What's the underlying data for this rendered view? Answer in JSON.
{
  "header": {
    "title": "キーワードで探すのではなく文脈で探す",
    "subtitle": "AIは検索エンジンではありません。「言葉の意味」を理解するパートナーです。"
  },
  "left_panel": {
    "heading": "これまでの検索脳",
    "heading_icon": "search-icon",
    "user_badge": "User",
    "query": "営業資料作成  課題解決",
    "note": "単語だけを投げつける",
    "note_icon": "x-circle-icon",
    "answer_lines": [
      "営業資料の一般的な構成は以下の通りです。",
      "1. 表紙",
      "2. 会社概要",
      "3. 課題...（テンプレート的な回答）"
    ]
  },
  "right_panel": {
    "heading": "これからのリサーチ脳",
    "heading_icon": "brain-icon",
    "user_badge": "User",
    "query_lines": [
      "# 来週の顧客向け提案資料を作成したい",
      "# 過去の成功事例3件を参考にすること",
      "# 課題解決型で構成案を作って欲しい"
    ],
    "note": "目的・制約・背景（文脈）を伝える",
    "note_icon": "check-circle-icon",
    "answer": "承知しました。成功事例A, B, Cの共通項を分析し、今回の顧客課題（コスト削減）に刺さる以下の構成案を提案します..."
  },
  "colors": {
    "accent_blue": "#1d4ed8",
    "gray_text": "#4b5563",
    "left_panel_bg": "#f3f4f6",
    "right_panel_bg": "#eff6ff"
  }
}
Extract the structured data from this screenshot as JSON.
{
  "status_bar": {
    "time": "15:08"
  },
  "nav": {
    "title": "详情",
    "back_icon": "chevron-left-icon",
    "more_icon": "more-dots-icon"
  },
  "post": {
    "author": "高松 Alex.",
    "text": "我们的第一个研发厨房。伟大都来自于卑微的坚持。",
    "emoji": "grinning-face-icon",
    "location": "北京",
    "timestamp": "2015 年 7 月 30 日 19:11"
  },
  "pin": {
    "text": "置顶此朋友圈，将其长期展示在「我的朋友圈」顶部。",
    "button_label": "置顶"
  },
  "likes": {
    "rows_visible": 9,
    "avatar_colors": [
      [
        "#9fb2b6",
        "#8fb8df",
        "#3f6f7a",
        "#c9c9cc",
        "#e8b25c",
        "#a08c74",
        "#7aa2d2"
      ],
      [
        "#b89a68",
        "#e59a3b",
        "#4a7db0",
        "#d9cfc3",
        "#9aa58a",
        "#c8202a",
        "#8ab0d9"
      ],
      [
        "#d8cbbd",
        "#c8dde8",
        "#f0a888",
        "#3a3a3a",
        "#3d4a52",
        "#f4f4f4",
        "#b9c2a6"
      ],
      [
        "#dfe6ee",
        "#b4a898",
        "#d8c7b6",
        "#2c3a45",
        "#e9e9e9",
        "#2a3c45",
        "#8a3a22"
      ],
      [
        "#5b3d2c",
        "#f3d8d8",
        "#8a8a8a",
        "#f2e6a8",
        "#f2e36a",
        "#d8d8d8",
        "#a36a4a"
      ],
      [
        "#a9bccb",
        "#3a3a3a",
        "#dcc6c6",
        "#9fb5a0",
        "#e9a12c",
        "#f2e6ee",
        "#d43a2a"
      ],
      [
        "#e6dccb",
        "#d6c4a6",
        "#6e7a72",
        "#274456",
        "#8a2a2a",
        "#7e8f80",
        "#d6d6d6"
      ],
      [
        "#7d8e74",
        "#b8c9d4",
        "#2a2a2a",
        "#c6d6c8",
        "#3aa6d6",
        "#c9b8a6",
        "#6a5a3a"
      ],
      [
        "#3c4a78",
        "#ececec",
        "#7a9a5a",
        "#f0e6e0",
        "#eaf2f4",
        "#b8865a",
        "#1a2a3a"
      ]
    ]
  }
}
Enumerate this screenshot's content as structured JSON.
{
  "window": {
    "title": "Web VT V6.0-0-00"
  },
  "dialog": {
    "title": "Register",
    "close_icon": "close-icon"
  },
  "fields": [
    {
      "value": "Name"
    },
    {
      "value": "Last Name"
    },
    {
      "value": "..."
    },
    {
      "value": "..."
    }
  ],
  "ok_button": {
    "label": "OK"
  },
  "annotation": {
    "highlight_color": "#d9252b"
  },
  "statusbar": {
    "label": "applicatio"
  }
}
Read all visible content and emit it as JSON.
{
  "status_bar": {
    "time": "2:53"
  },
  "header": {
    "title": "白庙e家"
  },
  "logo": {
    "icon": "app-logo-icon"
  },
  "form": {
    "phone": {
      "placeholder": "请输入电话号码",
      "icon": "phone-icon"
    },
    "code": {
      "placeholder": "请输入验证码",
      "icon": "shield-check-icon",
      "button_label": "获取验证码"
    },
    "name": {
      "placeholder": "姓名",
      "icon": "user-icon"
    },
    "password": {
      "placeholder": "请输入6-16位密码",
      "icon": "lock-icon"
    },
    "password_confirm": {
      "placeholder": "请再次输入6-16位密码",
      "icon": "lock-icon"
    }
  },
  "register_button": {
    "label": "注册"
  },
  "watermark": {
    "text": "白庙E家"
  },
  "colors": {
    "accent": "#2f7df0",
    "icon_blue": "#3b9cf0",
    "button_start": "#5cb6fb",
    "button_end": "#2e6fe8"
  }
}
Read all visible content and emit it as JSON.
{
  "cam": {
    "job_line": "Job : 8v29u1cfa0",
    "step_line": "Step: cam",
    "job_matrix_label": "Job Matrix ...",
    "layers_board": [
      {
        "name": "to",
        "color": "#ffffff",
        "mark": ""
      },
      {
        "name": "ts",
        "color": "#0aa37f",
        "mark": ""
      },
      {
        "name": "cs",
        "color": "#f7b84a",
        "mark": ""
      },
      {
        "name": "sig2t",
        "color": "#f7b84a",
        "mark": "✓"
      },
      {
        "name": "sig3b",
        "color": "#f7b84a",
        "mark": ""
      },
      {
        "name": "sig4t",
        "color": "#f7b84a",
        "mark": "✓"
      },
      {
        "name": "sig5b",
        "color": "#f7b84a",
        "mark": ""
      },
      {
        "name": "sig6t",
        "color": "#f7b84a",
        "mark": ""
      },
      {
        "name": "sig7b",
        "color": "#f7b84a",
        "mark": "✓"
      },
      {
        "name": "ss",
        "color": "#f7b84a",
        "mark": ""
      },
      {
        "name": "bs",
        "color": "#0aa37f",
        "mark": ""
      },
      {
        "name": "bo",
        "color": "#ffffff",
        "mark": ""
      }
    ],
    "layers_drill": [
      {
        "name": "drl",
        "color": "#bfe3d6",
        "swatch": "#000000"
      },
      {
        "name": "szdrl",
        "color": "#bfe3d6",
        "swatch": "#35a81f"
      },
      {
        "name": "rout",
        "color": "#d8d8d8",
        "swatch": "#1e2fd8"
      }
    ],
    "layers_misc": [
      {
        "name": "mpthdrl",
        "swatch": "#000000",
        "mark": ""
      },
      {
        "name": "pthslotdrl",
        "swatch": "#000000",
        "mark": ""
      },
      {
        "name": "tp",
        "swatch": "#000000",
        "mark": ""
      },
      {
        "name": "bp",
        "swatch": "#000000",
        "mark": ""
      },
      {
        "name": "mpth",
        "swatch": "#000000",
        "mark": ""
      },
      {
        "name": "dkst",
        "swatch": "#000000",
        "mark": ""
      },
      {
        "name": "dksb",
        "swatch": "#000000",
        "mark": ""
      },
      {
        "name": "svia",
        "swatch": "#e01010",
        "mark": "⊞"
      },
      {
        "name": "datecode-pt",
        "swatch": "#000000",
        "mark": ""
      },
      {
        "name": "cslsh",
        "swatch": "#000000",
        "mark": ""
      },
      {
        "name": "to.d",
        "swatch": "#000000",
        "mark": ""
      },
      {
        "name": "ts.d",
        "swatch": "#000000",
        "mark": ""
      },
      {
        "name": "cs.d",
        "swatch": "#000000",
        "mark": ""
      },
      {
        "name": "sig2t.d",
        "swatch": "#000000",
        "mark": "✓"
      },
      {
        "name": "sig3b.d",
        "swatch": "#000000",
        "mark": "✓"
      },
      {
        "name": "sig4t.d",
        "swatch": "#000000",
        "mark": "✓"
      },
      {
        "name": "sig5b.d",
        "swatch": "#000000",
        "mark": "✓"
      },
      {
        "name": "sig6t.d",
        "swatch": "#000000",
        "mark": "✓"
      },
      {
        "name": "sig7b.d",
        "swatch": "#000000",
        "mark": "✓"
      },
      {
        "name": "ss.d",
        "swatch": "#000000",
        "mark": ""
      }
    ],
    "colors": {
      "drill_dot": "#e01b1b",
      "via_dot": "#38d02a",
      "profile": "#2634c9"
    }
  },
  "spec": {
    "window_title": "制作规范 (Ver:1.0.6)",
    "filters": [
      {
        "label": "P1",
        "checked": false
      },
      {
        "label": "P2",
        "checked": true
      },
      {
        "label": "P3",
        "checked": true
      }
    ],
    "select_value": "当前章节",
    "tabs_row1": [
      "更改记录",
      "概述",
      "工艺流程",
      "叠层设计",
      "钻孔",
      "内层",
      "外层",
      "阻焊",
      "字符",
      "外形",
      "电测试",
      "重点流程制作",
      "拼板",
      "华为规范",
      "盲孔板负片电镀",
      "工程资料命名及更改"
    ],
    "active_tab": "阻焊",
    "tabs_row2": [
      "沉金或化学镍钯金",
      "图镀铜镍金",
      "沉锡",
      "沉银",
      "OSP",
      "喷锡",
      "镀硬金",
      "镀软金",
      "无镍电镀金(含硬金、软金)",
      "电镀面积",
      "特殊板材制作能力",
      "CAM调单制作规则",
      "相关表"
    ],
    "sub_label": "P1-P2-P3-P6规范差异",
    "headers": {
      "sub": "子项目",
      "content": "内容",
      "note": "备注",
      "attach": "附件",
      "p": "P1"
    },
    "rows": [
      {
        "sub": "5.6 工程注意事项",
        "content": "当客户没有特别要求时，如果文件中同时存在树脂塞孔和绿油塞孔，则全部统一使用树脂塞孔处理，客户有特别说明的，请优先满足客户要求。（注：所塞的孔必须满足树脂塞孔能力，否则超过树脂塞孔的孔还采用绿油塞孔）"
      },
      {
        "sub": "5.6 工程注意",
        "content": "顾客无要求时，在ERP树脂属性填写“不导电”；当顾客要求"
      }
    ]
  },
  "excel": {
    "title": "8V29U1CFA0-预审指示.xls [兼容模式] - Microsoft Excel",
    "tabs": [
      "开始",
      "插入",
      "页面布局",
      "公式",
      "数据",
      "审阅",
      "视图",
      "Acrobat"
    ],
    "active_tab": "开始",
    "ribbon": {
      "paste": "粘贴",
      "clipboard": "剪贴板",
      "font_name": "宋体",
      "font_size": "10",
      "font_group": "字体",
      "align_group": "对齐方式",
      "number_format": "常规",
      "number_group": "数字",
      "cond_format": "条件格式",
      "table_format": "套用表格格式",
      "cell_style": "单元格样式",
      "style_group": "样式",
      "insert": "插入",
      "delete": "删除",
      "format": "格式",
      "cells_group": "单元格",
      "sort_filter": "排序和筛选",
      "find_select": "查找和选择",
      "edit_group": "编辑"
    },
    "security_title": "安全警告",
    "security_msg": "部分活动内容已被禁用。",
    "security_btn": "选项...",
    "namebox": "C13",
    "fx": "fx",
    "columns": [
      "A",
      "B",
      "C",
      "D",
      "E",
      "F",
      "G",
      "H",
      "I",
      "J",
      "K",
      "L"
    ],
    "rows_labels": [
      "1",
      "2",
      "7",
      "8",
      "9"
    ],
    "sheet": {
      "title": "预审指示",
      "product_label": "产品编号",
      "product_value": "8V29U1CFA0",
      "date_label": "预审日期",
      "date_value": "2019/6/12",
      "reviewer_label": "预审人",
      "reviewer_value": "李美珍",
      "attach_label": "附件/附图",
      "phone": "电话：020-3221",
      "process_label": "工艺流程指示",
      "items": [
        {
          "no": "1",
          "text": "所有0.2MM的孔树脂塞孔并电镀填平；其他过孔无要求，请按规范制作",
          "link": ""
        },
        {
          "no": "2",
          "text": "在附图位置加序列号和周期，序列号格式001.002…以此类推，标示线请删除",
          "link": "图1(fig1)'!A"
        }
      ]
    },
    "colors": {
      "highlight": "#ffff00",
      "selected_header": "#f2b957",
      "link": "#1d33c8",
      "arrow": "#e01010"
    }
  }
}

•••••

All lines that include "structured" are to be gathered and copied.

## Response to this task
Extract the structured data from this screenshot as JSON.
Enumerate this screenshot's content as structured JSON.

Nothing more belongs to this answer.